PROBLEM TO WORK ON.
Write out all of the entries exactly as given.

# Start of DATA LINES

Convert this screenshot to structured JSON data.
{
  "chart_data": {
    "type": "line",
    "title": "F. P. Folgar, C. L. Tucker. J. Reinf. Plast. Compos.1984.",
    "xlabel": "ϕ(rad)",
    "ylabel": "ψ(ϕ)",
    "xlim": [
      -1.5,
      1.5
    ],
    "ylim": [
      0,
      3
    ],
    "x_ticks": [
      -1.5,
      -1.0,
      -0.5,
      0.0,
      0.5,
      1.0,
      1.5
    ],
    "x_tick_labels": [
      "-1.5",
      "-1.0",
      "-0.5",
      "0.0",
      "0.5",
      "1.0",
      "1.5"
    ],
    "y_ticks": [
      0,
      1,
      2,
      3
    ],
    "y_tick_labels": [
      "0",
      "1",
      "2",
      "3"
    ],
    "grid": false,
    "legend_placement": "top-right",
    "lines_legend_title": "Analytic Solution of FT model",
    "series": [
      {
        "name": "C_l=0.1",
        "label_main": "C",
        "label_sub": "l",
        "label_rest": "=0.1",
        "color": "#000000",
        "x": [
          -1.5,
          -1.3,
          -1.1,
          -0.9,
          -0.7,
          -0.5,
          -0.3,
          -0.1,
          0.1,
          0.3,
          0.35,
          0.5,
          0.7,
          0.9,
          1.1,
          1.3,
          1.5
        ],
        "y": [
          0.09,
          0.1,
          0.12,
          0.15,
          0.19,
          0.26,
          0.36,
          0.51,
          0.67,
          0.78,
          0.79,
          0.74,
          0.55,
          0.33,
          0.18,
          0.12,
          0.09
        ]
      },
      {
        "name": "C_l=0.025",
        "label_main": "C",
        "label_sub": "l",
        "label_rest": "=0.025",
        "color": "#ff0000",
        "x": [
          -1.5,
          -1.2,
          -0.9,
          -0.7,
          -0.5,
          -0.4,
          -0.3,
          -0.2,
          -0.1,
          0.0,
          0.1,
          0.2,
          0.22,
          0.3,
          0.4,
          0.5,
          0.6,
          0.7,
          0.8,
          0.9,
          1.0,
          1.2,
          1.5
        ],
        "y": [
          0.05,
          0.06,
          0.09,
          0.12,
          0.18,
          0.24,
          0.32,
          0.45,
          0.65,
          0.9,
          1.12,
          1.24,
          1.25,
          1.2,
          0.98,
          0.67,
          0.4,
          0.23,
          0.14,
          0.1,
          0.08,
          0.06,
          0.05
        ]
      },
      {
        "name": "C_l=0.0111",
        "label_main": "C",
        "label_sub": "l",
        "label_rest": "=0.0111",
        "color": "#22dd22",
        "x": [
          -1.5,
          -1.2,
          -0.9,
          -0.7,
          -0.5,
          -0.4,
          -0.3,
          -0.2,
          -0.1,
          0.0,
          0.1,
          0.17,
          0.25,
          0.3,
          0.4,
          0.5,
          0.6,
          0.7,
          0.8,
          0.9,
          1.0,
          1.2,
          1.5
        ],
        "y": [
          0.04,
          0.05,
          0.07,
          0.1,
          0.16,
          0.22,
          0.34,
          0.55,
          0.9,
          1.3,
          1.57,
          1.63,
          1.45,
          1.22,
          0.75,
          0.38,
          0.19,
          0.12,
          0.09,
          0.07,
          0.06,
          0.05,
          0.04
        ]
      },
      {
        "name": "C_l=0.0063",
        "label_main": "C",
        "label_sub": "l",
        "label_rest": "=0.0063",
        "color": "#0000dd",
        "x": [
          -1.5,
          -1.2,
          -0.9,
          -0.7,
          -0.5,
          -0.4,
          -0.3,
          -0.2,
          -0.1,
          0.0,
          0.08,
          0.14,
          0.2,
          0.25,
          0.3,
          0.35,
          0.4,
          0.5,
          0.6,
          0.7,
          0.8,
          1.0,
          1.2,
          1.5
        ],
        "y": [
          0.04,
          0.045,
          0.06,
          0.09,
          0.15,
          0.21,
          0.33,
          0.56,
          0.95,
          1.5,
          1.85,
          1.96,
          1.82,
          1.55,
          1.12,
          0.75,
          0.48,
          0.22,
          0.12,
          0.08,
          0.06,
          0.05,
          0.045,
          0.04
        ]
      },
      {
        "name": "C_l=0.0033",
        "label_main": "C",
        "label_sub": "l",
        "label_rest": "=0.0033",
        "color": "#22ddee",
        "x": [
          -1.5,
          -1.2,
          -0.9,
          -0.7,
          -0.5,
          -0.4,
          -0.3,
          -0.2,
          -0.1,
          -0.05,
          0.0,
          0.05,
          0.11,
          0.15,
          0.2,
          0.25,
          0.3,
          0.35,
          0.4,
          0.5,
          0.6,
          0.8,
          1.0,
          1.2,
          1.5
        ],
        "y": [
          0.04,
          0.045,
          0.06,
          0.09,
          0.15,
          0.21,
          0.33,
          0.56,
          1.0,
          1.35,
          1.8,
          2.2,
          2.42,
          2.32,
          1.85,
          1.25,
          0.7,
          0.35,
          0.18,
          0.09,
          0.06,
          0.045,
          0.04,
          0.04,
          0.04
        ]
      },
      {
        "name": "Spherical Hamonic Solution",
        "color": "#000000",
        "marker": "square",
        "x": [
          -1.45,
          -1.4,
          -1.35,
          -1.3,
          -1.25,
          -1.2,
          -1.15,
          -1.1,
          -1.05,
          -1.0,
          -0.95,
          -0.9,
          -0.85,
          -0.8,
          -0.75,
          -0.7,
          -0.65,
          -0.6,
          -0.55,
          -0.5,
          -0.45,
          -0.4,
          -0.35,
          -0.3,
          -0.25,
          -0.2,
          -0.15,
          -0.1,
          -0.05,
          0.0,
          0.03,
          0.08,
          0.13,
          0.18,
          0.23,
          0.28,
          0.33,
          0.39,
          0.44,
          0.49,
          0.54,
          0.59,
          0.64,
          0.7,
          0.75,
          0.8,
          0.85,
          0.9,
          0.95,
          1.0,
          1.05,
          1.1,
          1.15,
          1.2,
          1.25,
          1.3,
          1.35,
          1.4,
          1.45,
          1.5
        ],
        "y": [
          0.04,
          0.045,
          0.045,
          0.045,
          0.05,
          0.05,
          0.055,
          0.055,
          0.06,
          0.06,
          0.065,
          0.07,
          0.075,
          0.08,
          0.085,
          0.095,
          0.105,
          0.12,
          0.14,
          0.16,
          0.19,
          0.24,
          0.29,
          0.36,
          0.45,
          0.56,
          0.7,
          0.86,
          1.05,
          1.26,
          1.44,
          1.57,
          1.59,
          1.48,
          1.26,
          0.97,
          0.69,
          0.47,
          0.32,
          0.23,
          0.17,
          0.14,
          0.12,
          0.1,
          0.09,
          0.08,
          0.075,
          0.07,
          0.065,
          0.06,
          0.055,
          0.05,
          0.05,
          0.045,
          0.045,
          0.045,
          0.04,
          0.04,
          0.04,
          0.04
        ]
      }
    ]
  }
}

# End of DATA LINES

COMPLETED TASK.
Convert this screenshot to structured JSON data.
{
  "chart_data": {
    "type": "line",
    "title": "F. P. Folgar, C. L. Tucker. J. Reinf. Plast. Compos.1984.",
    "xlabel": "ϕ(rad)",
    "ylabel": "ψ(ϕ)",
    "xlim": [
      -1.5,
      1.5
    ],
    "ylim": [
      0,
      3
    ],
    "x_ticks": [
      -1.5,
      -1.0,
      -0.5,
      0.0,
      0.5,
      1.0,
      1.5
    ],
    "x_tick_labels": [
      "-1.5",
      "-1.0",
      "-0.5",
      "0.0",
      "0.5",
      "1.0",
      "1.5"
    ],
    "y_ticks": [
      0,
      1,
      2,
      3
    ],
    "y_tick_labels": [
      "0",
      "1",
      "2",
      "3"
    ],
    "grid": false,
    "legend_placement": "top-right",
    "lines_legend_title": "Analytic Solution of FT model",
    "series": [
      {
        "name": "C_l=0.1",
        "label_main": "C",
        "label_sub": "l",
        "label_rest": "=0.1",
        "color": "#000000",
        "x": [
          -1.5,
          -1.3,
          -1.1,
          -0.9,
          -0.7,
          -0.5,
          -0.3,
          -0.1,
          0.1,
          0.3,
          0.35,
          0.5,
          0.7,
          0.9,
          1.1,
          1.3,
          1.5
        ],
        "y": [
          0.09,
          0.1,
          0.12,
          0.15,
          0.19,
          0.26,
          0.36,
          0.51,
          0.67,
          0.78,
          0.79,
          0.74,
          0.55,
          0.33,
          0.18,
          0.12,
          0.09
        ]
      },
      {
        "name": "C_l=0.025",
        "label_main": "C",
        "label_sub": "l",
        "label_rest": "=0.025",
        "color": "#ff0000",
        "x": [
          -1.5,
          -1.2,
          -0.9,
          -0.7,
          -0.5,
          -0.4,
          -0.3,
          -0.2,
          -0.1,
          0.0,
          0.1,
          0.2,
          0.22,
          0.3,
          0.4,
          0.5,
          0.6,
          0.7,
          0.8,
          0.9,
          1.0,
          1.2,
          1.5
        ],
        "y": [
          0.05,
          0.06,
          0.09,
          0.12,
          0.18,
          0.24,
          0.32,
          0.45,
          0.65,
          0.9,
          1.12,
          1.24,
          1.25,
          1.2,
          0.98,
          0.67,
          0.4,
          0.23,
          0.14,
          0.1,
          0.08,
          0.06,
          0.05
        ]
      },
      {
        "name": "C_l=0.0111",
        "label_main": "C",
        "label_sub": "l",
        "label_rest": "=0.0111",
        "color": "#22dd22",
        "x": [
          -1.5,
          -1.2,
          -0.9,
          -0.7,
          -0.5,
          -0.4,
          -0.3,
          -0.2,
          -0.1,
          0.0,
          0.1,
          0.17,
          0.25,
          0.3,
          0.4,
          0.5,
          0.6,
          0.7,
          0.8,
          0.9,
          1.0,
          1.2,
          1.5
        ],
        "y": [
          0.04,
          0.05,
          0.07,
          0.1,
          0.16,
          0.22,
          0.34,
          0.55,
          0.9,
          1.3,
          1.57,
          1.63,
          1.45,
          1.22,
          0.75,
          0.38,
          0.19,
          0.12,
          0.09,
          0.07,
          0.06,
          0.05,
          0.04
        ]
      },
      {
        "name": "C_l=0.0063",
        "label_main": "C",
        "label_sub": "l",
        "label_rest": "=0.0063",
        "color": "#0000dd",
        "x": [
          -1.5,
          -1.2,
          -0.9,
          -0.7,
          -0.5,
          -0.4,
          -0.3,
          -0.2,
          -0.1,
          0.0,
          0.08,
          0.14,
          0.2,
          0.25,
          0.3,
          0.35,
          0.4,
          0.5,
          0.6,
          0.7,
          0.8,
          1.0,
          1.2,
          1.5
        ],
        "y": [
          0.04,
          0.045,
          0.06,
          0.09,
          0.15,
          0.21,
          0.33,
          0.56,
          0.95,
          1.5,
          1.85,
          1.96,
          1.82,
          1.55,
          1.12,
          0.75,
          0.48,
          0.22,
          0.12,
          0.08,
          0.06,
          0.05,
          0.045,
          0.04
        ]
      },
      {
        "name": "C_l=0.0033",
        "label_main": "C",
        "label_sub": "l",
        "label_rest": "=0.0033",
        "color": "#22ddee",
        "x": [
          -1.5,
          -1.2,
          -0.9,
          -0.7,
          -0.5,
          -0.4,
          -0.3,
          -0.2,
          -0.1,
          -0.05,
          0.0,
          0.05,
          0.11,
          0.15,
          0.2,
          0.25,
          0.3,
          0.35,
          0.4,
          0.5,
          0.6,
          0.8,
          1.0,
          1.2,
          1.5
        ],
        "y": [
          0.04,
          0.045,
          0.06,
          0.09,
          0.15,
          0.21,
          0.33,
          0.56,
          1.0,
          1.35,
          1.8,
          2.2,
          2.42,
          2.32,
          1.85,
          1.25,
          0.7,
          0.35,
          0.18,
          0.09,
          0.06,
          0.045,
          0.04,
          0.04,
          0.04
        ]
      },
      {
        "name": "Spherical Hamonic Solution",
        "color": "#000000",
        "marker": "square",
        "x": [
          -1.45,
          -1.4,
          -1.35,
          -1.3,
          -1.25,
          -1.2,
          -1.15,
          -1.1,
          -1.05,
          -1.0,
          -0.95,
          -0.9,
          -0.85,
          -0.8,
          -0.75,
          -0.7,
          -0.65,
          -0.6,
          -0.55,
          -0.5,
          -0.45,
          -0.4,
          -0.35,
          -0.3,
          -0.25,
          -0.2,
          -0.15,
          -0.1,
          -0.05,
          0.0,
          0.03,
          0.08,
          0.13,
          0.18,
          0.23,
          0.28,
          0.33,
          0.39,
          0.44,
          0.49,
          0.54,
          0.59,
          0.64,
          0.7,
          0.75,
          0.8,
          0.85,
          0.9,
          0.95,
          1.0,
          1.05,
          1.1,
          1.15,
          1.2,
          1.25,
          1.3,
          1.35,
          1.4,
          1.45,
          1.5
        ],
        "y": [
          0.04,
          0.045,
          0.045,
          0.045,
          0.05,
          0.05,
          0.055,
          0.055,
          0.06,
          0.06,
          0.065,
          0.07,
          0.075,
          0.08,
          0.085,
          0.095,
          0.105,
          0.12,
          0.14,
          0.16,
          0.19,
          0.24,
          0.29,
          0.36,
          0.45,
          0.56,
          0.7,
          0.86,
          1.05,
          1.26,
          1.44,
          1.57,
          1.59,
          1.48,
          1.26,
          0.97,
          0.69,
          0.47,
          0.32,
          0.23,
          0.17,
          0.14,
          0.12,
          0.1,
          0.09,
          0.08,
          0.075,
          0.07,
          0.065,
          0.06,
          0.055,
          0.05,
          0.05,
          0.045,
          0.045,
          0.045,
          0.04,
          0.04,
          0.04,
          0.04
        ]
      }
    ]
  }
}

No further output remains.